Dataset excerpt
----------------

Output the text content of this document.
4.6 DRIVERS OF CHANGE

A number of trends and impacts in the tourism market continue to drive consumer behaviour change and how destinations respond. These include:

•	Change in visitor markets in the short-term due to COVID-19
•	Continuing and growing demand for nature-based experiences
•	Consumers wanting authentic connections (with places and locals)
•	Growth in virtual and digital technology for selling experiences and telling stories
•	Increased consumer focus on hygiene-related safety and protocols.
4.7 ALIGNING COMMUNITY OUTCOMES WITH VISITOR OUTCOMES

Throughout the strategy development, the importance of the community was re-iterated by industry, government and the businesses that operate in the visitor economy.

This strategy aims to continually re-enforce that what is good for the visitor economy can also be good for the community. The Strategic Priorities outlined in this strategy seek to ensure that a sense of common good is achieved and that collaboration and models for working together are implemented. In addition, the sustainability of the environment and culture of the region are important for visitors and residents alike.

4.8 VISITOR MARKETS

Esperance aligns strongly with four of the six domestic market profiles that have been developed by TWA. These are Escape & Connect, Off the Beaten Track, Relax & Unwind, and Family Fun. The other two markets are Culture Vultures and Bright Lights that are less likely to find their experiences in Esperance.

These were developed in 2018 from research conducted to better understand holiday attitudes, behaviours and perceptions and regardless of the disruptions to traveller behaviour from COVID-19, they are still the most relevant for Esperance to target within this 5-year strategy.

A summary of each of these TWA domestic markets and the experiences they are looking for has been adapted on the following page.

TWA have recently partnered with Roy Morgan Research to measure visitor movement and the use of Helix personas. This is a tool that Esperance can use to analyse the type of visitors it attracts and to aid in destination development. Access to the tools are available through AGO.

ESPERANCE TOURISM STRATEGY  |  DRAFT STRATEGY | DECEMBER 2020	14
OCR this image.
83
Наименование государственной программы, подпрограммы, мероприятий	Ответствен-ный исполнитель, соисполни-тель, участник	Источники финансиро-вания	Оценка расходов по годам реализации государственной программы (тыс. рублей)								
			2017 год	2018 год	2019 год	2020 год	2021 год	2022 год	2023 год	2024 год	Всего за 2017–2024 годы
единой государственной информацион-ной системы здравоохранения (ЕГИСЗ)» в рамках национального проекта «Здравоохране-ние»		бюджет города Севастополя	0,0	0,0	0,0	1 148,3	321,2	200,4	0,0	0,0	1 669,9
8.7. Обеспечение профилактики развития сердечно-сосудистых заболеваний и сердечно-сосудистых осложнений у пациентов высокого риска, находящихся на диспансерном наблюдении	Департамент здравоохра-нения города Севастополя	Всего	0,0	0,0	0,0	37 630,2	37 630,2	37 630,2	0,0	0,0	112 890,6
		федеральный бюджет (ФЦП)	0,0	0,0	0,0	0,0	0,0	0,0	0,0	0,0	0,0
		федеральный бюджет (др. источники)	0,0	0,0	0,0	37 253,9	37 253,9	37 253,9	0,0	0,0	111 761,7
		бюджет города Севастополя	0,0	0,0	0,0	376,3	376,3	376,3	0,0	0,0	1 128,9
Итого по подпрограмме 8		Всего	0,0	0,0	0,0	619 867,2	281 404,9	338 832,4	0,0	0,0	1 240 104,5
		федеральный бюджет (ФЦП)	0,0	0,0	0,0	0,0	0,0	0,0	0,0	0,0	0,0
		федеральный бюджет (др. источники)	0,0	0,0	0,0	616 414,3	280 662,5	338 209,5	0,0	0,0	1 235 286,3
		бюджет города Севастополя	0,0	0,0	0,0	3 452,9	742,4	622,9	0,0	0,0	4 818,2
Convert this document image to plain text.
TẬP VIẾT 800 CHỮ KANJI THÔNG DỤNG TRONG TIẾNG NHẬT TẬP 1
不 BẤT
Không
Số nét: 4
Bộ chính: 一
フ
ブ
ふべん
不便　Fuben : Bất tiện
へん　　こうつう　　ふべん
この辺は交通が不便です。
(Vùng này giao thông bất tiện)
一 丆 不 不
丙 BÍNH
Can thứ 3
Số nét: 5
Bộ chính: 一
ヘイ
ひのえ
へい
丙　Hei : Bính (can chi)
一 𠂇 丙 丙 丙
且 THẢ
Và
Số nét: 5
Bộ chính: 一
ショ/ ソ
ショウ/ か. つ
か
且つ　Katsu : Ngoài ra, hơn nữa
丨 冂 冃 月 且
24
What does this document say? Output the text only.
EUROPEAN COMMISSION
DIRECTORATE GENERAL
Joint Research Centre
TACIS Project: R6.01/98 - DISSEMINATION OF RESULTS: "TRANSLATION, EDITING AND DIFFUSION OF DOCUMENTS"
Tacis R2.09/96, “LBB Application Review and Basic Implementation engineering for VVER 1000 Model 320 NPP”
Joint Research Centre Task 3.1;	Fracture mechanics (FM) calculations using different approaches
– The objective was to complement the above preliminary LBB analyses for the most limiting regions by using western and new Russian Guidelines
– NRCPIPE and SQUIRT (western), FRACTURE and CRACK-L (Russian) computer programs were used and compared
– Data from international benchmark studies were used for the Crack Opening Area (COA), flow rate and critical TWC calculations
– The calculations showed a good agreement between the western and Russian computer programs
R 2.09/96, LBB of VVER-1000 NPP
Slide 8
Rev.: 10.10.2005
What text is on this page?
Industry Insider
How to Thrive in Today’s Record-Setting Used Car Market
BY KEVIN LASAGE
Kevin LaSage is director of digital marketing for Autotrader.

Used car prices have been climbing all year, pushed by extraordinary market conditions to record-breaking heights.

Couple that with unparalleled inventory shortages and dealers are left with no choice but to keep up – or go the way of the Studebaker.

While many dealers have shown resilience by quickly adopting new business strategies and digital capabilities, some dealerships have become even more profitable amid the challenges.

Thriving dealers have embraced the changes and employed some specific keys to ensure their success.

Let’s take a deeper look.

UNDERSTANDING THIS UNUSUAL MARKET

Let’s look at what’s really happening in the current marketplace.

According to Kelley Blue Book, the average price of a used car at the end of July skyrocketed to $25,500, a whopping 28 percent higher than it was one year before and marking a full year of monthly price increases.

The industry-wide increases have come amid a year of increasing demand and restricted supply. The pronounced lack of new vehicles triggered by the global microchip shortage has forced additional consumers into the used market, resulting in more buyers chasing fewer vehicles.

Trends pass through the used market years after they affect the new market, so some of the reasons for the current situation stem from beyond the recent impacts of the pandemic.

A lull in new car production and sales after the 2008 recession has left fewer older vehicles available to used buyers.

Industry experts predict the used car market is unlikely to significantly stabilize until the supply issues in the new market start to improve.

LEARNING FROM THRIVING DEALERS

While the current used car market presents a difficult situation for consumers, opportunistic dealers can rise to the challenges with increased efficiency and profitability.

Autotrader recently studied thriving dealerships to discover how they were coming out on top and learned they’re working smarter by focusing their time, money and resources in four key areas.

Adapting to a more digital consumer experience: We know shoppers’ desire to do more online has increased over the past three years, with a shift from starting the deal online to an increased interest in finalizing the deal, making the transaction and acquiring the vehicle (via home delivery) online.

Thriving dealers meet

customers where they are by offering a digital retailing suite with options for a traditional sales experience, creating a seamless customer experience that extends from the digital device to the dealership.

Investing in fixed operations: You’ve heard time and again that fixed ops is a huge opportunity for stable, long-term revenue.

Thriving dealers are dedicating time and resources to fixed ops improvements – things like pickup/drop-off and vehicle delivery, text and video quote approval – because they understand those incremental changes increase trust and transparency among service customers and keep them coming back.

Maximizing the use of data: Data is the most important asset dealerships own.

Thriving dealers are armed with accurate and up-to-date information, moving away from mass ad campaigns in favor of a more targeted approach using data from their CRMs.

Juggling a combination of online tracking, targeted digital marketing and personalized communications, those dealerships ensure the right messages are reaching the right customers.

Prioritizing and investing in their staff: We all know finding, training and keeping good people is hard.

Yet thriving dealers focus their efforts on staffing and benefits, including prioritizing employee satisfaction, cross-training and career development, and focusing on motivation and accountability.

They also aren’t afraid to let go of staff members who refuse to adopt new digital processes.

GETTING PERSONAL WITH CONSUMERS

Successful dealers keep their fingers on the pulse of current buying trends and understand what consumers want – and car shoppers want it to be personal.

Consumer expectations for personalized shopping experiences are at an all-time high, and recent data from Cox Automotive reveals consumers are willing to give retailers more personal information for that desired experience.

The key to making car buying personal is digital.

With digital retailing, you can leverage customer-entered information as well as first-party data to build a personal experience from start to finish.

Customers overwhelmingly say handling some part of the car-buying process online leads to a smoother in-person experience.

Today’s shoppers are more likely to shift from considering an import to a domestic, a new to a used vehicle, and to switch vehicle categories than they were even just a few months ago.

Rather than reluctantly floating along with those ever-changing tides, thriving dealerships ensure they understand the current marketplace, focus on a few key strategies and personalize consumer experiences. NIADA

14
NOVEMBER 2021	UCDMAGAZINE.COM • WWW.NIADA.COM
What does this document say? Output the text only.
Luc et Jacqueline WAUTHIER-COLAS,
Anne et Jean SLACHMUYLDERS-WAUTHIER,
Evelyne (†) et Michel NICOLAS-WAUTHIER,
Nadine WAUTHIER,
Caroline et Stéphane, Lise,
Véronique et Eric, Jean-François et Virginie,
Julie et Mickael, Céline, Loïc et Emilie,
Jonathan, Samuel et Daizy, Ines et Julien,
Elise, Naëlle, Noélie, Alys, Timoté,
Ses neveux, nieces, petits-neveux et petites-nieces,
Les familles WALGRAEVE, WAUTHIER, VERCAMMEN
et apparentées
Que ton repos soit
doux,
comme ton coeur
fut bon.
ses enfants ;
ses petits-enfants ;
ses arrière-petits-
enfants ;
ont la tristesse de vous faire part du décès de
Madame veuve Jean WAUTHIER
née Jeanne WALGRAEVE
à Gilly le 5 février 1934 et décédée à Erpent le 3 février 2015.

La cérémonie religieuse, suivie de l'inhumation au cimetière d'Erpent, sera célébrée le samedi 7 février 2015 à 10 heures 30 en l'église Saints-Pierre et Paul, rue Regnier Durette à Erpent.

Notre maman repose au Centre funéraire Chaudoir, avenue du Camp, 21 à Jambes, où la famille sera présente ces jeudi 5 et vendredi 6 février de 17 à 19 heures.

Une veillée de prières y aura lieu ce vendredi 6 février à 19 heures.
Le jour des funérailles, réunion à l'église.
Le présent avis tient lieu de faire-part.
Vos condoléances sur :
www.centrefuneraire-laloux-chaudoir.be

----------------

* Work to be completed: Make a copy of each line that contains the string "WAUTHIER".

* Exercise answer:
Luc et Jacqueline WAUTHIER-COLAS,
Anne et Jean SLACHMUYLDERS-WAUTHIER,
Evelyne (†) et Michel NICOLAS-WAUTHIER,
Nadine WAUTHIER,
Les familles WALGRAEVE, WAUTHIER, VERCAMMEN
Madame veuve Jean WAUTHIER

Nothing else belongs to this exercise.